# DATA ROWS start

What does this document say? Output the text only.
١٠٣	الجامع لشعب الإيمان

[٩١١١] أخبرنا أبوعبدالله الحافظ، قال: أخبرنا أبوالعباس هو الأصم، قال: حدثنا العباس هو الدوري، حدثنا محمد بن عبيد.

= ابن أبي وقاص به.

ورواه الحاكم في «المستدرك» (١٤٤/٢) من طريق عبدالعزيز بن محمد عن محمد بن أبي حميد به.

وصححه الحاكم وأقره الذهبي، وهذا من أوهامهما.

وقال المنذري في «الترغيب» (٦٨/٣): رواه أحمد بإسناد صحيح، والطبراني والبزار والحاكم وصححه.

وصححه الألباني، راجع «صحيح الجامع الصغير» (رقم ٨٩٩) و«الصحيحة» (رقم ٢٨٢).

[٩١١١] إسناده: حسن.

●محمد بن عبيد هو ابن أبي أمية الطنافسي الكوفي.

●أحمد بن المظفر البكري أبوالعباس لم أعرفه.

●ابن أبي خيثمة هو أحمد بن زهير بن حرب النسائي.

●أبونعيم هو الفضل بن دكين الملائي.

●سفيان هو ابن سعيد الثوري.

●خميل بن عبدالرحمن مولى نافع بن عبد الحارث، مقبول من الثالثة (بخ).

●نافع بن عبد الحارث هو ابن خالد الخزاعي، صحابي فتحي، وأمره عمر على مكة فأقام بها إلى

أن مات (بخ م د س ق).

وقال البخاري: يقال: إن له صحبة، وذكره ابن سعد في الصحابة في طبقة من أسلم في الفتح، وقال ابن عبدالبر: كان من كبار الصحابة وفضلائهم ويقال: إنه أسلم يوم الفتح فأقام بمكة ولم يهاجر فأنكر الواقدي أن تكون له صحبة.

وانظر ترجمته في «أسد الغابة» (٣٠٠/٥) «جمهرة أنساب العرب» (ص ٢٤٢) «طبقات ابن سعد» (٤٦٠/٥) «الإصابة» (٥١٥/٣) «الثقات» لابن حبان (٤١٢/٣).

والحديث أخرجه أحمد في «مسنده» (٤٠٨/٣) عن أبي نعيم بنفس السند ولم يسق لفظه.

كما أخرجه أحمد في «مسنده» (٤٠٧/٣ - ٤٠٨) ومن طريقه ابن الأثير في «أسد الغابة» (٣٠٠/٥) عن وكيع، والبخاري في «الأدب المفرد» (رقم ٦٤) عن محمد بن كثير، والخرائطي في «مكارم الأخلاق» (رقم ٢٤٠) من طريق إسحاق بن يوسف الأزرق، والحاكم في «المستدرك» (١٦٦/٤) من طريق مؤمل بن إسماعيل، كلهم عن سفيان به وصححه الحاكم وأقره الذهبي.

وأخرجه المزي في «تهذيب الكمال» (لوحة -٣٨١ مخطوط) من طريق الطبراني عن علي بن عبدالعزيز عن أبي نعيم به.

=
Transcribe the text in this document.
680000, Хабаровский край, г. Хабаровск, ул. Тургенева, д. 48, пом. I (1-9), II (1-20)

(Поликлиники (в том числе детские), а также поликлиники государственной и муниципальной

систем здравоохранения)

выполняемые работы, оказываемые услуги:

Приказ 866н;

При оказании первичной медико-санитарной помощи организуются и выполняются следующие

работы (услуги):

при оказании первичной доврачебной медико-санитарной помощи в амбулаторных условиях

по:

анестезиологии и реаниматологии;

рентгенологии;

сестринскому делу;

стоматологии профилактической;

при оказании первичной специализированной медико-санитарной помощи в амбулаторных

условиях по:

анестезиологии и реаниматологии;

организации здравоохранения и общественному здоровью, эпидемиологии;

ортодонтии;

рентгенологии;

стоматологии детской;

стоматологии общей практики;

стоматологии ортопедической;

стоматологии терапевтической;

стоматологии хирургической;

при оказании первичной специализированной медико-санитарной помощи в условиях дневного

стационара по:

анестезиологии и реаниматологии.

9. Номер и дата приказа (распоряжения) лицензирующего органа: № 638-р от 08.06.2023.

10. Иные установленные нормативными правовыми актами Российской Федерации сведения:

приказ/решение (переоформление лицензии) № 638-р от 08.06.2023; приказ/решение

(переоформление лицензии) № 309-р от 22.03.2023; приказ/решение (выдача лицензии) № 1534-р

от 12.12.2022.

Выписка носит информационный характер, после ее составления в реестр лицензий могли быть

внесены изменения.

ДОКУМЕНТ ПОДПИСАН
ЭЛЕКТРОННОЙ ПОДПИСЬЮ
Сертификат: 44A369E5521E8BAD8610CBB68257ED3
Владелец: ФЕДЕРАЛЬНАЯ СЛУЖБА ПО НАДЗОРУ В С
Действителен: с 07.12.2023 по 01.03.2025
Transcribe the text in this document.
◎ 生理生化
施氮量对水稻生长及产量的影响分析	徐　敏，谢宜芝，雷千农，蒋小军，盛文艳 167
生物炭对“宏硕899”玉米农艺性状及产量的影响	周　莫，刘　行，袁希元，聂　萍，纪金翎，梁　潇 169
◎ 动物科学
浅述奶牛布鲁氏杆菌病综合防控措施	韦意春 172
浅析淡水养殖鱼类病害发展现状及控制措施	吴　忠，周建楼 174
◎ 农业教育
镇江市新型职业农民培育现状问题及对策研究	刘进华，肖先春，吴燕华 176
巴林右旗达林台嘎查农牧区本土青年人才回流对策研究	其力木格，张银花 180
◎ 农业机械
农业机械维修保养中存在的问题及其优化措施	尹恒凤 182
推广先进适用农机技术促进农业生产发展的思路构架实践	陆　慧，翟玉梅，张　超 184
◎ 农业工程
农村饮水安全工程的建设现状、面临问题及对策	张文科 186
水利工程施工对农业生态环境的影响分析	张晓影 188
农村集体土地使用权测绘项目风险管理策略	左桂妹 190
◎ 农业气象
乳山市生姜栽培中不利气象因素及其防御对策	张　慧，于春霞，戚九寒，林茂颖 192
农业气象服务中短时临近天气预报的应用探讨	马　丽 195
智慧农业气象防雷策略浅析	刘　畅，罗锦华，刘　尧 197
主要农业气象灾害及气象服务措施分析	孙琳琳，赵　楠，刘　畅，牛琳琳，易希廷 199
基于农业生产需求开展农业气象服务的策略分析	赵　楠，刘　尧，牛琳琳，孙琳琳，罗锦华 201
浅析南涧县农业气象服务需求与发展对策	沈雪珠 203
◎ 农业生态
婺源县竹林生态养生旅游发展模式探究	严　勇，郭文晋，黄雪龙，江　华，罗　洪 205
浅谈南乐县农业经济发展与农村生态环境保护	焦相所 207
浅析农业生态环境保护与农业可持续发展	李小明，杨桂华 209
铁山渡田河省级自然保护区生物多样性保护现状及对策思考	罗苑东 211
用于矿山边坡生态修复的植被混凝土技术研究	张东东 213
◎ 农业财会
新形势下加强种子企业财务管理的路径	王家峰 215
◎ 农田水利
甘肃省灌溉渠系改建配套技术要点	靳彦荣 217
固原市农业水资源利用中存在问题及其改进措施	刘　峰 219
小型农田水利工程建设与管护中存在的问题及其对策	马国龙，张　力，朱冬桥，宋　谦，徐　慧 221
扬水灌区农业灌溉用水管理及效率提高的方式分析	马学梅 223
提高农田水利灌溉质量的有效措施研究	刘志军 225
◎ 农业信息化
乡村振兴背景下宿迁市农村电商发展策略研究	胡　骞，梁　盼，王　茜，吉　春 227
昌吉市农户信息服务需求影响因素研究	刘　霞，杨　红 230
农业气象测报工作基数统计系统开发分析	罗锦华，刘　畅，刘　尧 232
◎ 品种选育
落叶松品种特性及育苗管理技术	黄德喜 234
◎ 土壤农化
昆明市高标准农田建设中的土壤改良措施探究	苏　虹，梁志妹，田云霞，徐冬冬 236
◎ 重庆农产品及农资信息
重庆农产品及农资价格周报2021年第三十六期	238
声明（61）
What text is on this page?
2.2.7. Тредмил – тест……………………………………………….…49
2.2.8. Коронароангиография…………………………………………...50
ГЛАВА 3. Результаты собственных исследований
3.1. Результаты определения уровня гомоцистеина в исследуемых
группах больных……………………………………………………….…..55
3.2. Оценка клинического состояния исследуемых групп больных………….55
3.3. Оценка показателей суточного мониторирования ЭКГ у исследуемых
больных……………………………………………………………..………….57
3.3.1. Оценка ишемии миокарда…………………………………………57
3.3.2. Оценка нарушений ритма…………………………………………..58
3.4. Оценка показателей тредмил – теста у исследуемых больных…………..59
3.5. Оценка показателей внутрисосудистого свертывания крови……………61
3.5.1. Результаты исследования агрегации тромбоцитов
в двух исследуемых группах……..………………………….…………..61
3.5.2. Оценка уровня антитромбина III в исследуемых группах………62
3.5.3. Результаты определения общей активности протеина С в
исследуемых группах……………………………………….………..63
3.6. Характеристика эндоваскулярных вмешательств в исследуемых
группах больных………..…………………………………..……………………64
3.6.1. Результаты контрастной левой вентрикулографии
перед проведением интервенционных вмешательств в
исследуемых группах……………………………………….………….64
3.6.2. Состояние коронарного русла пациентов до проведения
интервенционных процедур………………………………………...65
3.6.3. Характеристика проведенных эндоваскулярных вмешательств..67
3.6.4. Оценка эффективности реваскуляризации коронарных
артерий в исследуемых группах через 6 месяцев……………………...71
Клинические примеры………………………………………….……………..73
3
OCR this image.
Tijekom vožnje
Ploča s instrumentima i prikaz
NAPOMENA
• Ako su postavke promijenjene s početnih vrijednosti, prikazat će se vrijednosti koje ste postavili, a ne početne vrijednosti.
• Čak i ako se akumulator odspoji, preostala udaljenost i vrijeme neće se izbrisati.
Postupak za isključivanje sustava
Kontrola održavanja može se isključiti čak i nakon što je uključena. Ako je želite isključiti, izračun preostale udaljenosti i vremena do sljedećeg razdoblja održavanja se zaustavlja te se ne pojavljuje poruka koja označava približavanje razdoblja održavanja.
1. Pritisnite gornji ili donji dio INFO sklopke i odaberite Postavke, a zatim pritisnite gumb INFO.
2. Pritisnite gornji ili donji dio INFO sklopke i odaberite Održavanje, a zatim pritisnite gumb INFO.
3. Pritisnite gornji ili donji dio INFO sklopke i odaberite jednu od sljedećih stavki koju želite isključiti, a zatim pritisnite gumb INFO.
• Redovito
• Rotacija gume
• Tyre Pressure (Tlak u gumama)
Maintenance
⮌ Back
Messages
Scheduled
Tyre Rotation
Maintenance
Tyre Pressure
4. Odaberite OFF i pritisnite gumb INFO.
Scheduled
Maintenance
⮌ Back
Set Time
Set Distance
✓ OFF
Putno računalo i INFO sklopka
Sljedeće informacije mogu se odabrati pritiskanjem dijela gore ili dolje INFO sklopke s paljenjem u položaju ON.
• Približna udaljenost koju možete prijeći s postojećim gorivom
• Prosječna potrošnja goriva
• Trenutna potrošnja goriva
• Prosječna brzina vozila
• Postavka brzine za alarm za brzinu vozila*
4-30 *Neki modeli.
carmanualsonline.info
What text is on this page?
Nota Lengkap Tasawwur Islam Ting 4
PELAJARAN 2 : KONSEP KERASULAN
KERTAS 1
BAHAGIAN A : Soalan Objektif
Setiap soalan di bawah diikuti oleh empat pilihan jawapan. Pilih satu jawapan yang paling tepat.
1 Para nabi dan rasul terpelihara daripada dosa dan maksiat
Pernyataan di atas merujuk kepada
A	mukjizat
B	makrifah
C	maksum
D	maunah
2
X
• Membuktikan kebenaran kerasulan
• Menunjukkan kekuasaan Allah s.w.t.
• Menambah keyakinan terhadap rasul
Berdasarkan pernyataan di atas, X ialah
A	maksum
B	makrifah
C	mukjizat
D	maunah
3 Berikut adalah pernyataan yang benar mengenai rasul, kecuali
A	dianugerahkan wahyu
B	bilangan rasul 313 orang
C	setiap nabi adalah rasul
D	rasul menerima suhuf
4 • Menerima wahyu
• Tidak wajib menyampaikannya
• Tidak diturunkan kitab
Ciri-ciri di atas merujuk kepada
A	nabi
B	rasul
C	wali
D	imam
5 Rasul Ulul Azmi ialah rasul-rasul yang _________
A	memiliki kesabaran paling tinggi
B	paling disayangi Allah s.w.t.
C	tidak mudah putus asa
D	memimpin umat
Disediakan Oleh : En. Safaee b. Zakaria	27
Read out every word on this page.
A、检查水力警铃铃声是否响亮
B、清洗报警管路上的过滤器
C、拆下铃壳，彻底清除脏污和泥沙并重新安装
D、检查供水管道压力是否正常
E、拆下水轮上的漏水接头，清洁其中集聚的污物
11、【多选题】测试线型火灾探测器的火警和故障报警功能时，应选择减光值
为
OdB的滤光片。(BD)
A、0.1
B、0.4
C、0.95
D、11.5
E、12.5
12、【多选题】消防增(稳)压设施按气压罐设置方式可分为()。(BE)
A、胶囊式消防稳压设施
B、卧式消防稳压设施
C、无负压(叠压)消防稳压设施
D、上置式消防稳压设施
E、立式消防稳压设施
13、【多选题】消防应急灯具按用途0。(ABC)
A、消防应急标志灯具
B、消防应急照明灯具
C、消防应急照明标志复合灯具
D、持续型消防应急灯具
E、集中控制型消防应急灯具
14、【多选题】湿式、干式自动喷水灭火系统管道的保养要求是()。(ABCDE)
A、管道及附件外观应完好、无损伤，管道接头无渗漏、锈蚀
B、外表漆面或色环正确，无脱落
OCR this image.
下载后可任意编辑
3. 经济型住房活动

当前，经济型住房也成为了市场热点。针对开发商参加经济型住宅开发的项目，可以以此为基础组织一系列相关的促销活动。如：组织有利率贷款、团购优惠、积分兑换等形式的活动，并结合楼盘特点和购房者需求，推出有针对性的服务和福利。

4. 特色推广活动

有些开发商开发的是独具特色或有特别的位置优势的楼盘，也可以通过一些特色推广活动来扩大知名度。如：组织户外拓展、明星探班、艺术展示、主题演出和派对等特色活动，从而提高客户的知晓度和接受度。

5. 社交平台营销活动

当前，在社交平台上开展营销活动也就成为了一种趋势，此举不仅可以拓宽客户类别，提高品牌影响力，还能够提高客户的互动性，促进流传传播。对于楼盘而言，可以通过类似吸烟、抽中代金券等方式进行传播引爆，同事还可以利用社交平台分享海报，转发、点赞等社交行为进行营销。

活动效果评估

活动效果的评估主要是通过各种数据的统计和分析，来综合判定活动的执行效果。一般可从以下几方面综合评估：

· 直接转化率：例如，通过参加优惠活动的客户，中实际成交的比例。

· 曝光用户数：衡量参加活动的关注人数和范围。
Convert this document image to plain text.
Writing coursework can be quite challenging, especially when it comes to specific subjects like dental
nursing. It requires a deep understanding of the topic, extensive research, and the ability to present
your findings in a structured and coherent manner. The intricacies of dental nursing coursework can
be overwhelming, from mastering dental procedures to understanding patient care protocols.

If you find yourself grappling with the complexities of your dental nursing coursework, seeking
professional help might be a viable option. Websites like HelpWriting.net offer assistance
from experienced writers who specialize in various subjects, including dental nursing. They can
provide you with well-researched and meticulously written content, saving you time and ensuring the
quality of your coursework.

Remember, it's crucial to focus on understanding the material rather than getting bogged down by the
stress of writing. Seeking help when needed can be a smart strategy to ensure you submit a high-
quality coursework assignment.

# DATA ROWS end

Copy each line that holds the word "potrošnja".

**FINAL ANSWER:**
• Prosječna potrošnja goriva
• Trenutna potrošnja goriva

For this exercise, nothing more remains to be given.